## BEGIN Data provided

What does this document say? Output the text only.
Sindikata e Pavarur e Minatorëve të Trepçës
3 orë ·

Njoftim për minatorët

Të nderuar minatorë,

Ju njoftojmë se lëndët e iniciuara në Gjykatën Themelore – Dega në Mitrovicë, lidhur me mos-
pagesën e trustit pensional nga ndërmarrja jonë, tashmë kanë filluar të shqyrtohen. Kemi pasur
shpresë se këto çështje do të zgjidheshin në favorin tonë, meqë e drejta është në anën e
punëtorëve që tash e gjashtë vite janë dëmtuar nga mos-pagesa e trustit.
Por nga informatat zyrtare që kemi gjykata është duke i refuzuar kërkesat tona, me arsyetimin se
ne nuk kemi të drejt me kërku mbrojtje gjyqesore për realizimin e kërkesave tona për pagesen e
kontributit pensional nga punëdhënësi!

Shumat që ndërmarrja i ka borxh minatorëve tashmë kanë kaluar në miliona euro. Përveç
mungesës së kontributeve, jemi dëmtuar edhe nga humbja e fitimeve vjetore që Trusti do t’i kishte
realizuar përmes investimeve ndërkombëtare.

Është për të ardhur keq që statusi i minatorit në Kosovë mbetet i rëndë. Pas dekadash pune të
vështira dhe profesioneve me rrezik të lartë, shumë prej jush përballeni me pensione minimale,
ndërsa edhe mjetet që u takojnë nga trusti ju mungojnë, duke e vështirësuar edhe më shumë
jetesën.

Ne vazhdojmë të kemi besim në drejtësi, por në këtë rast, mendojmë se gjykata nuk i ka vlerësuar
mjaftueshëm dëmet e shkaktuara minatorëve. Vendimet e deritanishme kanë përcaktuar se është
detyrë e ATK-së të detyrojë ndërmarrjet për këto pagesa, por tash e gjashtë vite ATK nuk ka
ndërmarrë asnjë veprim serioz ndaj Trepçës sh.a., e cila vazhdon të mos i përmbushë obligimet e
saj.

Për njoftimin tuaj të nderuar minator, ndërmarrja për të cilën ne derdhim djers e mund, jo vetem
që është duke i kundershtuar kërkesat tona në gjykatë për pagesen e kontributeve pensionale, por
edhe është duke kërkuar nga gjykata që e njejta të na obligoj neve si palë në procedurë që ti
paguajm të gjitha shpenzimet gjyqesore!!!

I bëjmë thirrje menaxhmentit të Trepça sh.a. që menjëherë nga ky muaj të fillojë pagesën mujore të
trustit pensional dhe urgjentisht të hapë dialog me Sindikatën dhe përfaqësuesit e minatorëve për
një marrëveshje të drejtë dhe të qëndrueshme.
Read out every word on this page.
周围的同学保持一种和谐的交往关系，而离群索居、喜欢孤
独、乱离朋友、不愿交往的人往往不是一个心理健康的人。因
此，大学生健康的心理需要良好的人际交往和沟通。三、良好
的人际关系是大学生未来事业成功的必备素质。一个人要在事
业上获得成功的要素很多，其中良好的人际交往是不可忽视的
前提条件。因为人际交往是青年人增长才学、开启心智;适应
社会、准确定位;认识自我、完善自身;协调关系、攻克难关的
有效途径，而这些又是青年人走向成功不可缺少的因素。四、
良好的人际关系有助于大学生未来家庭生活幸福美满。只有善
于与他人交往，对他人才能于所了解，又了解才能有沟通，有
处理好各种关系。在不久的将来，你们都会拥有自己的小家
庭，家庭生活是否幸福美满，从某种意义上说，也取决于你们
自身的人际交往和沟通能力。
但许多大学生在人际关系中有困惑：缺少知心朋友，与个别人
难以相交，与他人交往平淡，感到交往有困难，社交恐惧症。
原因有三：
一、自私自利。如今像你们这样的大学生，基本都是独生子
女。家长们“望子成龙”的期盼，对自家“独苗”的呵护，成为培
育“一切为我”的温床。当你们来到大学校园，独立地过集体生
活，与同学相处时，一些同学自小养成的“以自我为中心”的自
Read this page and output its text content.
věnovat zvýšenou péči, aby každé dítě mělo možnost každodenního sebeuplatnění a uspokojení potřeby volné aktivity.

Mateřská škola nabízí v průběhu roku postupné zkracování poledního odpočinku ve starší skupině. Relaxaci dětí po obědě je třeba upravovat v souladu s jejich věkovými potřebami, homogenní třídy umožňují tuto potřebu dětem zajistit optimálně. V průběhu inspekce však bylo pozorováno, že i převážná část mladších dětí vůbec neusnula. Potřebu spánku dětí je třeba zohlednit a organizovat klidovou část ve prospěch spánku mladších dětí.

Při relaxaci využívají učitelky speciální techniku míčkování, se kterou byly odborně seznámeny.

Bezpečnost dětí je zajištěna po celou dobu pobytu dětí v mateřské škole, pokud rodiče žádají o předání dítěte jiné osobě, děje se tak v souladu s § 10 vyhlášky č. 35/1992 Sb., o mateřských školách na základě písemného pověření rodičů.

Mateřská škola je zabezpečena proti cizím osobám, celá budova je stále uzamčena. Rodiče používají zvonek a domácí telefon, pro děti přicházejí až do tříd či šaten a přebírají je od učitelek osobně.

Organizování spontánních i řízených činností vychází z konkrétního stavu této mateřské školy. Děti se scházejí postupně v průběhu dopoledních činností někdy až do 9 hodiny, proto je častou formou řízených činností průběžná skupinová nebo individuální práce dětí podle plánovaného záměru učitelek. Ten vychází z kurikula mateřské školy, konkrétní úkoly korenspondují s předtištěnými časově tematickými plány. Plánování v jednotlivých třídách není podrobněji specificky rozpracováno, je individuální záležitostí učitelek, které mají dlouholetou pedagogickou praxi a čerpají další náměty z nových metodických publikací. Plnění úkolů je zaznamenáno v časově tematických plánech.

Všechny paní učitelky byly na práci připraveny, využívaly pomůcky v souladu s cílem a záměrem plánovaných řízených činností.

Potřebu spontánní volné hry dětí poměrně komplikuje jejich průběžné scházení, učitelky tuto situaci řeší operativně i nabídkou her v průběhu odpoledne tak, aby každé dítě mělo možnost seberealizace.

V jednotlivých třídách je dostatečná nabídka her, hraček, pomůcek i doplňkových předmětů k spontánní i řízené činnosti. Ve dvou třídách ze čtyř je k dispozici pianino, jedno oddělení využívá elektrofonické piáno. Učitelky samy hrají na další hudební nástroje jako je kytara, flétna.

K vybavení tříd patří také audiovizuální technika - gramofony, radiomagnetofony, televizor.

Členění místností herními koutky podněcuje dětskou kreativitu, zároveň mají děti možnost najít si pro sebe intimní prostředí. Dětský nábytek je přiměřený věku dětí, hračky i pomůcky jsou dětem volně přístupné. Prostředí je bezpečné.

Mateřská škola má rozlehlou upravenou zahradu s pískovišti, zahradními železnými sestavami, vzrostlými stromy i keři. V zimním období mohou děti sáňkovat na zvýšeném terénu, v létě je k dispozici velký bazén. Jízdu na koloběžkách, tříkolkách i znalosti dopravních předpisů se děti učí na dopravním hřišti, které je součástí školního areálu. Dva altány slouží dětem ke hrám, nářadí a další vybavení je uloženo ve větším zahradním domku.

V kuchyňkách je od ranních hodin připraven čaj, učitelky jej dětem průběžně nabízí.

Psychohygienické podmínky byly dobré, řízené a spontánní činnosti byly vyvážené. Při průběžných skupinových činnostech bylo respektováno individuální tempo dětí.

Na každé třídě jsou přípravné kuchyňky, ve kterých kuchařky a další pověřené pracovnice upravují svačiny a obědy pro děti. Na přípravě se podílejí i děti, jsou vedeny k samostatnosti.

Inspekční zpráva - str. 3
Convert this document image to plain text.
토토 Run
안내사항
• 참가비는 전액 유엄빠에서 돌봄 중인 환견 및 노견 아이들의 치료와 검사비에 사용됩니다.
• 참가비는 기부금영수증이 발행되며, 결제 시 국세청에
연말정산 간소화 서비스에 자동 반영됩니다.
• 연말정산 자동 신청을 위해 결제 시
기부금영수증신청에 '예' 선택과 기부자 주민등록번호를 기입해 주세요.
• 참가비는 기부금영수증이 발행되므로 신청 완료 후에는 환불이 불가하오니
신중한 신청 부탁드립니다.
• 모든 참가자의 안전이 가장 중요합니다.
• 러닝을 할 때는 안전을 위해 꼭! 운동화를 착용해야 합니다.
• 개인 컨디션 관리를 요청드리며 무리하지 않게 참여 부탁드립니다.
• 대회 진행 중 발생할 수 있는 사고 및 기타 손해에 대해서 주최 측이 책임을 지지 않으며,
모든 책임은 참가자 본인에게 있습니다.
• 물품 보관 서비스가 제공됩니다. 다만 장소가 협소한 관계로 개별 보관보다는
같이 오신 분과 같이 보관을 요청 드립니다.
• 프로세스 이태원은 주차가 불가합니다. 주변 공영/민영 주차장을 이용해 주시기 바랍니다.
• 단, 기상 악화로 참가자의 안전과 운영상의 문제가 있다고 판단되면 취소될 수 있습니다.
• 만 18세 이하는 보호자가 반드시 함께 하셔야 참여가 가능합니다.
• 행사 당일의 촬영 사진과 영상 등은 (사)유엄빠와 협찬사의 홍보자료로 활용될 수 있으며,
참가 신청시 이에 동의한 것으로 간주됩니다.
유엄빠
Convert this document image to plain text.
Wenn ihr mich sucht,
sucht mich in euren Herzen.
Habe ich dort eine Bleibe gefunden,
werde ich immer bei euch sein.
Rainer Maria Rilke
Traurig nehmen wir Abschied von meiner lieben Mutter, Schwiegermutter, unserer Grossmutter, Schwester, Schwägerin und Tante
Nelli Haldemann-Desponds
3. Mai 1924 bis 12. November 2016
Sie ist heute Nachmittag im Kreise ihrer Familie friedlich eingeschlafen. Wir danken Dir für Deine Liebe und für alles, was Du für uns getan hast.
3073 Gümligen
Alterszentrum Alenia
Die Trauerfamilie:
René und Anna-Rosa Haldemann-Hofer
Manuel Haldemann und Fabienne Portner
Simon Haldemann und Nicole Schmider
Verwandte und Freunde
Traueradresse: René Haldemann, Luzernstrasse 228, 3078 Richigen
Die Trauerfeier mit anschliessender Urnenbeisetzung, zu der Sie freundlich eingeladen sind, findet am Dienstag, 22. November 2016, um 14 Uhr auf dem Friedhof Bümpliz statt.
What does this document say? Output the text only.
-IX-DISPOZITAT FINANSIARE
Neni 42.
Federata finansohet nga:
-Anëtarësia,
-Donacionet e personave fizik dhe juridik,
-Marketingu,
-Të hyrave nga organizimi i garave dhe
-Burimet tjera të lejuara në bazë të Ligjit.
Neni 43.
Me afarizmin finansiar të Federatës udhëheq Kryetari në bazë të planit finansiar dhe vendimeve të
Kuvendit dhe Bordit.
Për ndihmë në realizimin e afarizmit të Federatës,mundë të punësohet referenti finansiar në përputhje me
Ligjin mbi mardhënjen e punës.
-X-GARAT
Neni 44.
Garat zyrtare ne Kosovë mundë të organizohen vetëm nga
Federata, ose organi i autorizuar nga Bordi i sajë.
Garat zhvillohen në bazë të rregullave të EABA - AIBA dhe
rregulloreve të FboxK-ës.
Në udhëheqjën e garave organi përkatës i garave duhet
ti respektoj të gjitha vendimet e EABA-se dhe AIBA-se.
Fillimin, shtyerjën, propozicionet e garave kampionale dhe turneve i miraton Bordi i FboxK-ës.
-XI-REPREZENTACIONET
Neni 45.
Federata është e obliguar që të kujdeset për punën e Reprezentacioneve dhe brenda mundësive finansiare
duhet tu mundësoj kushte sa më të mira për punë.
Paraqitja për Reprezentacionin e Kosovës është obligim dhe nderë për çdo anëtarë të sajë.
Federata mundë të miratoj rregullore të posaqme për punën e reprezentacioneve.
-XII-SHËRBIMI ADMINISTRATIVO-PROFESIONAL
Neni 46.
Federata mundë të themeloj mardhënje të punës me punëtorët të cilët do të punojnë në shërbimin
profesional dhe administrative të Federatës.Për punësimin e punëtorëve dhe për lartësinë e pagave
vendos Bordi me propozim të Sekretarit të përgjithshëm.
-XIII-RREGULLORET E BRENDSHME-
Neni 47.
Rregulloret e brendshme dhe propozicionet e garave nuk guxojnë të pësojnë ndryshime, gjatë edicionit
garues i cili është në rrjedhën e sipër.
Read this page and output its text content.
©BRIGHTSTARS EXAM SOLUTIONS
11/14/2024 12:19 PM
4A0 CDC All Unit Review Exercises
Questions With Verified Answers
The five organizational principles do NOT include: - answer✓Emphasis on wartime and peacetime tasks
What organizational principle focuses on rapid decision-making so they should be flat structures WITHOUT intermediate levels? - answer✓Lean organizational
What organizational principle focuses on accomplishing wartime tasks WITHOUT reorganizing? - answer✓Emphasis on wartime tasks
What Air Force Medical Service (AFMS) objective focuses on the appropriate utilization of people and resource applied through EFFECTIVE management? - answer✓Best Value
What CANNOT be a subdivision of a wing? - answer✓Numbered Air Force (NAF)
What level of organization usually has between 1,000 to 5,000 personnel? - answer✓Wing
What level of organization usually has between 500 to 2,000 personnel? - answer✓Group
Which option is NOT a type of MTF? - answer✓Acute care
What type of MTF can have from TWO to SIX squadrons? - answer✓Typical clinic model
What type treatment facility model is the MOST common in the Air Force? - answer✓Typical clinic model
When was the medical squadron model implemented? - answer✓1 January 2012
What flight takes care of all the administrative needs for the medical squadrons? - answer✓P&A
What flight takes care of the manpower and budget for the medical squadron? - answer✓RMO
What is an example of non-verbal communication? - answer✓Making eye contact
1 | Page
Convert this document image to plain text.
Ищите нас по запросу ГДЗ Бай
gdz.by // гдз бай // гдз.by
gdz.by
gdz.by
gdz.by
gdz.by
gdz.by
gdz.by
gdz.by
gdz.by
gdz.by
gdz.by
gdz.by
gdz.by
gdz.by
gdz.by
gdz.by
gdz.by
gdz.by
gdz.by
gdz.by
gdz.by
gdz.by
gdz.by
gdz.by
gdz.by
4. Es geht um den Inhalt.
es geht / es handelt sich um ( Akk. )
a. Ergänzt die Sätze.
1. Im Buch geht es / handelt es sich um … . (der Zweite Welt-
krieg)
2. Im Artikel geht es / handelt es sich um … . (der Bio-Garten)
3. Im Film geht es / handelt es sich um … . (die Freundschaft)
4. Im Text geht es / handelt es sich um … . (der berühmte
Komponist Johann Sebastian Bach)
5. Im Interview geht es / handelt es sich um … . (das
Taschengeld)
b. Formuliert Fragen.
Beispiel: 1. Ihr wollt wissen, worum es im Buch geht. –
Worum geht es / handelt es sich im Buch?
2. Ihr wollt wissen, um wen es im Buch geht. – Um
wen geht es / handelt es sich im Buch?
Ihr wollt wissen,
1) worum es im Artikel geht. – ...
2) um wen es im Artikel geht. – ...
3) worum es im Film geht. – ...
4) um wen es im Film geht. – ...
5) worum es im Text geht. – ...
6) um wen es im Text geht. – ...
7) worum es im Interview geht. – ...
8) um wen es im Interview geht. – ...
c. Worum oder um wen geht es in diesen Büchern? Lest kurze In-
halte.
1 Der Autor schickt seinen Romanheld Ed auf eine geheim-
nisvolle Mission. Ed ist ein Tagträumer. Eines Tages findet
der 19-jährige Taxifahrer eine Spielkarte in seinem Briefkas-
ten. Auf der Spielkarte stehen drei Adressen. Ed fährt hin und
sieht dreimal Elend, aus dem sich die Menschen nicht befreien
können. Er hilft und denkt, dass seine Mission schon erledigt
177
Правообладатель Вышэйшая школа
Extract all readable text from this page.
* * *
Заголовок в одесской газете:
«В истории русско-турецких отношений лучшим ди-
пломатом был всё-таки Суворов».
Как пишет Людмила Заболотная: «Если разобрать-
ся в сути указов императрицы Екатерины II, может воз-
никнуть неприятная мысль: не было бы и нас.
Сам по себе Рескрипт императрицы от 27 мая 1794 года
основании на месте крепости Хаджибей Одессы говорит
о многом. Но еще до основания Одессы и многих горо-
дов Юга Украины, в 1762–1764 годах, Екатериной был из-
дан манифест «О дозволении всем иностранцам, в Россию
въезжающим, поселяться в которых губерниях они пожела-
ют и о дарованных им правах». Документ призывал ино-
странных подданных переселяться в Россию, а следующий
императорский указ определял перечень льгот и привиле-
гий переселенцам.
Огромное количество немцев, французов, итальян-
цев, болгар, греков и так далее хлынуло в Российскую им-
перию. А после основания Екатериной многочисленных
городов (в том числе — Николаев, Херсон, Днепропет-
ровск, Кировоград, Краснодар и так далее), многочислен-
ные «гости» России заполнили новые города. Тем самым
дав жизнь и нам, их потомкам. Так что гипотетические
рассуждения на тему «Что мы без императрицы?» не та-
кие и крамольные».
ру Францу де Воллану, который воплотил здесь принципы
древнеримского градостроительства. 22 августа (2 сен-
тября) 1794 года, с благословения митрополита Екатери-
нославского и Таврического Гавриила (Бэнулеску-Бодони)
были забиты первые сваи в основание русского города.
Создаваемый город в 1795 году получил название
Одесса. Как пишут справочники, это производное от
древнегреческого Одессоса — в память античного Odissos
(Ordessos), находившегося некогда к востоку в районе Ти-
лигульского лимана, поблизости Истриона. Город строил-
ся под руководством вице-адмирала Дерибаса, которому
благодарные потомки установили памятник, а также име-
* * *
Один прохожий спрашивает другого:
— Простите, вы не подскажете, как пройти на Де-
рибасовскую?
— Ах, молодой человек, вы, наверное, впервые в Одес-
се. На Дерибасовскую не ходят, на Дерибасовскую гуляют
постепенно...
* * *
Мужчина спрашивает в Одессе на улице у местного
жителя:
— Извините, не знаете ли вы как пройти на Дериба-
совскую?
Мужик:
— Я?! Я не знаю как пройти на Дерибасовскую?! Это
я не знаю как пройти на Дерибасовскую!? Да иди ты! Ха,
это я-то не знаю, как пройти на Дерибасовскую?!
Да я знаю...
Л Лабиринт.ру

## END Data provided

§ Your objective
Determine the number of lines in the data that contain "EABA" as a word or string, and state only that number.

§ Reply to the exercise
2